* **Problem description**: For every line in the records that has the word "image", make a copy.

+ + + + + + +

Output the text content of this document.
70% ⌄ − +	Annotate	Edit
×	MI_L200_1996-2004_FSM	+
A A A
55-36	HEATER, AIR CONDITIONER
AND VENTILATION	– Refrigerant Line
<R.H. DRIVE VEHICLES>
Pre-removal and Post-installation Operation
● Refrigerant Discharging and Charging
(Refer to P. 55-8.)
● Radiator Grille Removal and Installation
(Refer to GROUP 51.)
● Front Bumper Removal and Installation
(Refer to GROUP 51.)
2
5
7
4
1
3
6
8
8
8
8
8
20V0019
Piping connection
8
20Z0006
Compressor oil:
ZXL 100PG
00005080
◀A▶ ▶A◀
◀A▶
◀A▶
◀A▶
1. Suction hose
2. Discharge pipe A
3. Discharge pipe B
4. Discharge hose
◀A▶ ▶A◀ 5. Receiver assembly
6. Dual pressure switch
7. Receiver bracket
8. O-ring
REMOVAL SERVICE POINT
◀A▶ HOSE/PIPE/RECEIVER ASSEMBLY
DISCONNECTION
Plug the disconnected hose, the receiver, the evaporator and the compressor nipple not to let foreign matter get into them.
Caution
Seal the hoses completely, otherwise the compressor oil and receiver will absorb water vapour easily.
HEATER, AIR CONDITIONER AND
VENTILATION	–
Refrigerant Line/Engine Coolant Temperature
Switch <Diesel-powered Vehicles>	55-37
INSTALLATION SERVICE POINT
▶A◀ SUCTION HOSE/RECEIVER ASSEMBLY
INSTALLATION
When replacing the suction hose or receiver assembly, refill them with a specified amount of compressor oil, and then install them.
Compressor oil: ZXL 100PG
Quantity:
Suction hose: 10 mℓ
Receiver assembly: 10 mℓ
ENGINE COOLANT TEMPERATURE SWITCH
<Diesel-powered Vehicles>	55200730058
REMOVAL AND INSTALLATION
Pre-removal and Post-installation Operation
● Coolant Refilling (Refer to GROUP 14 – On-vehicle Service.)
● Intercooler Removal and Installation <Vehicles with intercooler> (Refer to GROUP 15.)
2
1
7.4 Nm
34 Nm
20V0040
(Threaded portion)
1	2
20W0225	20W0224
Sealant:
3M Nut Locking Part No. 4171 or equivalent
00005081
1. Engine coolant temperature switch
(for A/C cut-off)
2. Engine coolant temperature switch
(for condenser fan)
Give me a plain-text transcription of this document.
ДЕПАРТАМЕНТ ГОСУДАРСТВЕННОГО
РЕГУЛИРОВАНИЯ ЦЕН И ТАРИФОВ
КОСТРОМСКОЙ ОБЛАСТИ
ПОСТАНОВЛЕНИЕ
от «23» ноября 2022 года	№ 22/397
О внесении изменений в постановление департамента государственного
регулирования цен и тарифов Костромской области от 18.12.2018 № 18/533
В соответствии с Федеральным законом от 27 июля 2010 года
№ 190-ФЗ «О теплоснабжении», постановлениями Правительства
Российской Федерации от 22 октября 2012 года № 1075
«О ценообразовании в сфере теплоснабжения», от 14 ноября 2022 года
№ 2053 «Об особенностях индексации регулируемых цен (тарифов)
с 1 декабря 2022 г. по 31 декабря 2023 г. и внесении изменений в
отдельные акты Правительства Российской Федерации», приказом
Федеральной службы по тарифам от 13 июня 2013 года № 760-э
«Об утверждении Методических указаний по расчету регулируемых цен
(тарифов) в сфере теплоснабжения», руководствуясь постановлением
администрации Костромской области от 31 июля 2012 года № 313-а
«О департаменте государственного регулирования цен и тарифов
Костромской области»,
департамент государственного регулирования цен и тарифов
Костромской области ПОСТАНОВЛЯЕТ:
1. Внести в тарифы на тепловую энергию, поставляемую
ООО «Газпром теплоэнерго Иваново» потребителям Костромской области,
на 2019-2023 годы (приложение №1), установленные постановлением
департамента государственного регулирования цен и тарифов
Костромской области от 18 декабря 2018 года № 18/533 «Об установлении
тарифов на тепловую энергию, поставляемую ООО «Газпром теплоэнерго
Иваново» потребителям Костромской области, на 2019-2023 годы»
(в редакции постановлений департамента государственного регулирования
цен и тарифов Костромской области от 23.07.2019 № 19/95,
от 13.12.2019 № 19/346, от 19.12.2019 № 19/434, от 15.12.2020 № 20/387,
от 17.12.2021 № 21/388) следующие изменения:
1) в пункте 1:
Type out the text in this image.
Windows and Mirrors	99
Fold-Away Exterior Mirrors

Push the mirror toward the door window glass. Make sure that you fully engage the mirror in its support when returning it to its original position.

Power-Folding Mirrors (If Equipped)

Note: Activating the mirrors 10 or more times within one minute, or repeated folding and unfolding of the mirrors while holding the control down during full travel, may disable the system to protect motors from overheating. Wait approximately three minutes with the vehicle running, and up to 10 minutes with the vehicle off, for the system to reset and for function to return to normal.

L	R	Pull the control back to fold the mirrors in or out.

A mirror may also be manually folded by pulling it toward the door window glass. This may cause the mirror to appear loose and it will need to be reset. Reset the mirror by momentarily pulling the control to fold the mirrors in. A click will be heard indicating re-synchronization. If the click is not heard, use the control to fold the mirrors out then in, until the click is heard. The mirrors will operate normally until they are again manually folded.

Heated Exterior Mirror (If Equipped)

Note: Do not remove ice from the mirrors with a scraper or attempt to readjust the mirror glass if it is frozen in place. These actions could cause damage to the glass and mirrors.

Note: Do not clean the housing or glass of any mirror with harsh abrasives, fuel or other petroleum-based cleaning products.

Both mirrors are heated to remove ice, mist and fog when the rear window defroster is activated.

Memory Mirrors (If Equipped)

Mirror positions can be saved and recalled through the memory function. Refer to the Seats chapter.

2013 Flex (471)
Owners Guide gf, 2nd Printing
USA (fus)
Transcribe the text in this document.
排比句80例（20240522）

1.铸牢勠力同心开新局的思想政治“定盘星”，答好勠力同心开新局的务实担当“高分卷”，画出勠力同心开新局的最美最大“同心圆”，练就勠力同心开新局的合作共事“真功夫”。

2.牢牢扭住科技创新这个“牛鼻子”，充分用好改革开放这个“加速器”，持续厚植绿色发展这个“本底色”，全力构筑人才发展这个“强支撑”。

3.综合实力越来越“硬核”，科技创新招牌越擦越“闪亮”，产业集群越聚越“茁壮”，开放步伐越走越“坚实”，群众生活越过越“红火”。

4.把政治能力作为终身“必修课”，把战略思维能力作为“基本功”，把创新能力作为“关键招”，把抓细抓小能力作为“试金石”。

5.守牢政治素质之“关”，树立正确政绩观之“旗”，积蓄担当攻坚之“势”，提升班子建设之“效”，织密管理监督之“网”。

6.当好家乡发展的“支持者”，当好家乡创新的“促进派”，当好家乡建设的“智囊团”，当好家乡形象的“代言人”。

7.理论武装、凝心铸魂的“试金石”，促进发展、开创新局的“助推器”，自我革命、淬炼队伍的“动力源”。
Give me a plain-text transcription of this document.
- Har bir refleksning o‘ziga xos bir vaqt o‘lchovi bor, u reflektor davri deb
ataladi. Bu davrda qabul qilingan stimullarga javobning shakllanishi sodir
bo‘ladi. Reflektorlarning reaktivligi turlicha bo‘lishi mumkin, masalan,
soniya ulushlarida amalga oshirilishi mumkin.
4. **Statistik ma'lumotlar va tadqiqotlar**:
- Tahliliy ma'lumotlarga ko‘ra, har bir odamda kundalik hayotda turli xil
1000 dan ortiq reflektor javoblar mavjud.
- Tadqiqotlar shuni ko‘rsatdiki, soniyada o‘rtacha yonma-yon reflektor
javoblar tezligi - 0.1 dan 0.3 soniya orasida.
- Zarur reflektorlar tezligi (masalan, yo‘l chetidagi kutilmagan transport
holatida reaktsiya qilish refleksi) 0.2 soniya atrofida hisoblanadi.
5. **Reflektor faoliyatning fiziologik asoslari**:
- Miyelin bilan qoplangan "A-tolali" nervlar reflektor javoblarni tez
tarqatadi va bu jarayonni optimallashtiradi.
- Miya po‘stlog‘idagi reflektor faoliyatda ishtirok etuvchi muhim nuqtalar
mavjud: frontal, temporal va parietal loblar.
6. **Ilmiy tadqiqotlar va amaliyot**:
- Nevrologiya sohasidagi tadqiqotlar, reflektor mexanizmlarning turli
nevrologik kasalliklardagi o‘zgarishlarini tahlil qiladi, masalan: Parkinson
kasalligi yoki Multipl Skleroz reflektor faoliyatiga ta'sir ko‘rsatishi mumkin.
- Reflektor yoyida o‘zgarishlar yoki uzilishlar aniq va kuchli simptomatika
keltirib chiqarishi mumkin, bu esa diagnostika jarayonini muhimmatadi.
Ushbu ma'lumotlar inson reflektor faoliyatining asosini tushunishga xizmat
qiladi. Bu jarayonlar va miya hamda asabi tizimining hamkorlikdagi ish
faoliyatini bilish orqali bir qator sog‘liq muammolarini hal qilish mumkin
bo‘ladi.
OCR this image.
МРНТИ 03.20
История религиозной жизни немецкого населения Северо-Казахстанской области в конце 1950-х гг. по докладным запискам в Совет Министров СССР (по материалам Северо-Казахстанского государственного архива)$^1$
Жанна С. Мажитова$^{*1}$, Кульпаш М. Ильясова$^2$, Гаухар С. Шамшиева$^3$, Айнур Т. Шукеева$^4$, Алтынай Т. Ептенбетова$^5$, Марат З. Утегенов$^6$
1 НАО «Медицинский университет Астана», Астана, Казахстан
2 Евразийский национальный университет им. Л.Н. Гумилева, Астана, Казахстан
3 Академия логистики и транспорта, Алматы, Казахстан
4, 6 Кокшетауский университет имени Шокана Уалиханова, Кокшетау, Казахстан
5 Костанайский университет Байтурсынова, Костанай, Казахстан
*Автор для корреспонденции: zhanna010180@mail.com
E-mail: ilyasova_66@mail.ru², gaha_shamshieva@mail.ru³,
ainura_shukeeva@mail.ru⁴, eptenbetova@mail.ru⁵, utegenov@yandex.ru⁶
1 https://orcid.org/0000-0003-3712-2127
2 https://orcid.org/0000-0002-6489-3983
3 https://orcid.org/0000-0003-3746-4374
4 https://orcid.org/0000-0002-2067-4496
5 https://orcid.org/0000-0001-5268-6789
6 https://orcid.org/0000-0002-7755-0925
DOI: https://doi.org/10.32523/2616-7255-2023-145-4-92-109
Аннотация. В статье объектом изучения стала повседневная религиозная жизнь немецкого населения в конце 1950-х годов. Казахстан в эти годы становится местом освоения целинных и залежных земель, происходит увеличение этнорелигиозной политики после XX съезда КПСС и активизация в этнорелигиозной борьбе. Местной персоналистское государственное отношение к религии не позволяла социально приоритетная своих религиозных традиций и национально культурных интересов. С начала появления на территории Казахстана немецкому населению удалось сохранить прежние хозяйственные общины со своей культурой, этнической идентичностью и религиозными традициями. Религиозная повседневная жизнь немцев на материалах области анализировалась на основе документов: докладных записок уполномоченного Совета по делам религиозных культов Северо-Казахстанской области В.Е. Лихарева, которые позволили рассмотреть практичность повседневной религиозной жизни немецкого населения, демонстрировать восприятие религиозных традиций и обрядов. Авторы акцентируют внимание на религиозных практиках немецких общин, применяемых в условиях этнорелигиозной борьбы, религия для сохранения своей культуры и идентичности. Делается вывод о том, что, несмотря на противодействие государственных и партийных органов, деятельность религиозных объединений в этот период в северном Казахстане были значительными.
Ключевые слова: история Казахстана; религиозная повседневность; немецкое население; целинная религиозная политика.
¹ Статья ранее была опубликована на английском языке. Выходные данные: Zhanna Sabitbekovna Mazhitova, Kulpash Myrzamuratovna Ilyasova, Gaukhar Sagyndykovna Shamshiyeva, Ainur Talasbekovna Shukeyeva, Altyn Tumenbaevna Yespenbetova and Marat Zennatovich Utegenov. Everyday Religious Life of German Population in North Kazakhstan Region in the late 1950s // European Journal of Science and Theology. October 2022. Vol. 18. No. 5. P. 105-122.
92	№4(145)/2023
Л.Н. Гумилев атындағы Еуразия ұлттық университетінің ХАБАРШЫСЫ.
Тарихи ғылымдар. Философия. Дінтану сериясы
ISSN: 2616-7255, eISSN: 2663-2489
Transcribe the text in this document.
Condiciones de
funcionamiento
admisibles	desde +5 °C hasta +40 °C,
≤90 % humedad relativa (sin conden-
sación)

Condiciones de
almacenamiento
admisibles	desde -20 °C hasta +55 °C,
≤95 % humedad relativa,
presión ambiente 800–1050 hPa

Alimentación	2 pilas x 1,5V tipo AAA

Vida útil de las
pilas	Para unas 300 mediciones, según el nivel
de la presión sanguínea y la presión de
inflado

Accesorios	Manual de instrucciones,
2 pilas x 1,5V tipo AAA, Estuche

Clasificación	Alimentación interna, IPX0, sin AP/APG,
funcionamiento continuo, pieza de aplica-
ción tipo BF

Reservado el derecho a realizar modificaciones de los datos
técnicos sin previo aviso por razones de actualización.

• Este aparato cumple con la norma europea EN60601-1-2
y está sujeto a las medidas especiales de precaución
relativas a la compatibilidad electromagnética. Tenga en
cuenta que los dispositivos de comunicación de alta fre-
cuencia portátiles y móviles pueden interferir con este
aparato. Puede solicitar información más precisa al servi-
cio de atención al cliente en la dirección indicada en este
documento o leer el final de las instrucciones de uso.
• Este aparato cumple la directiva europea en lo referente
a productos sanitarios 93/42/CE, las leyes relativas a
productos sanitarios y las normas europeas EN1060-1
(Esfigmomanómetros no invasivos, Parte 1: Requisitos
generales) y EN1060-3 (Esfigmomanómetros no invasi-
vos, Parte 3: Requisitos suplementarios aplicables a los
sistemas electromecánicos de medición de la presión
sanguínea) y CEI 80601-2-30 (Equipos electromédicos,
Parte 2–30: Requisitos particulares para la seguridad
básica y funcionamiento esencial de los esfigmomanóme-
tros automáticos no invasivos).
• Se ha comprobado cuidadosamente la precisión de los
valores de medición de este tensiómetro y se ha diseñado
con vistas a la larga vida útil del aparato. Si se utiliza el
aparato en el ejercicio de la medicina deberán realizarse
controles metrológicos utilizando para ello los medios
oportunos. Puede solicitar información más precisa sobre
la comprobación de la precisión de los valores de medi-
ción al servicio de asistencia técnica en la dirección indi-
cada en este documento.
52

+ + + + + + +

* **Reply to the exercise**:
Type out the text in this image.
OCR this image.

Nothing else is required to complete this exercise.